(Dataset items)
· · ·

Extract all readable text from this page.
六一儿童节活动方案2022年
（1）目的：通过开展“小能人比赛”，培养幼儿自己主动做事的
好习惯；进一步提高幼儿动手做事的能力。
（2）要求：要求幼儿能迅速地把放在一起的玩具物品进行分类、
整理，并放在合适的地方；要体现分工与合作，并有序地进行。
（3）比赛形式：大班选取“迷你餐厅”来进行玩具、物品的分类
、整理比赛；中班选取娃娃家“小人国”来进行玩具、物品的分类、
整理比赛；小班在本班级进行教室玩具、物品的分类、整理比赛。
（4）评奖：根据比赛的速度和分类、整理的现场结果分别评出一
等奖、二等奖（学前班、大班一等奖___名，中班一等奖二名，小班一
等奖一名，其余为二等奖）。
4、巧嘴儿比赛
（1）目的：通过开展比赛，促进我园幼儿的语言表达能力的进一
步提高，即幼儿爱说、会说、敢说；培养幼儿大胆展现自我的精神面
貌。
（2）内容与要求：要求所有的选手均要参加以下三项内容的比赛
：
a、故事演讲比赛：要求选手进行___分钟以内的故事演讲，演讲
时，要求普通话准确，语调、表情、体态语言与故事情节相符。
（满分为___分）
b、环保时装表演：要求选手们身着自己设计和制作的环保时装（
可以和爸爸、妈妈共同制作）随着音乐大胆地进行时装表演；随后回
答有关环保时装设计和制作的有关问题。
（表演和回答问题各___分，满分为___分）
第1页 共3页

· · ·

Brief:
Using the exact wording, write out all of the records.

Task response:
Extract all readable text from this page.
六一儿童节活动方案2022年
（1）目的：通过开展“小能人比赛”，培养幼儿自己主动做事的
好习惯；进一步提高幼儿动手做事的能力。
（2）要求：要求幼儿能迅速地把放在一起的玩具物品进行分类、
整理，并放在合适的地方；要体现分工与合作，并有序地进行。
（3）比赛形式：大班选取“迷你餐厅”来进行玩具、物品的分类
、整理比赛；中班选取娃娃家“小人国”来进行玩具、物品的分类、
整理比赛；小班在本班级进行教室玩具、物品的分类、整理比赛。
（4）评奖：根据比赛的速度和分类、整理的现场结果分别评出一
等奖、二等奖（学前班、大班一等奖___名，中班一等奖二名，小班一
等奖一名，其余为二等奖）。
4、巧嘴儿比赛
（1）目的：通过开展比赛，促进我园幼儿的语言表达能力的进一
步提高，即幼儿爱说、会说、敢说；培养幼儿大胆展现自我的精神面
貌。
（2）内容与要求：要求所有的选手均要参加以下三项内容的比赛
：
a、故事演讲比赛：要求选手进行___分钟以内的故事演讲，演讲
时，要求普通话准确，语调、表情、体态语言与故事情节相符。
（满分为___分）
b、环保时装表演：要求选手们身着自己设计和制作的环保时装（
可以和爸爸、妈妈共同制作）随着音乐大胆地进行时装表演；随后回
答有关环保时装设计和制作的有关问题。
（表演和回答问题各___分，满分为___分）
第1页 共3页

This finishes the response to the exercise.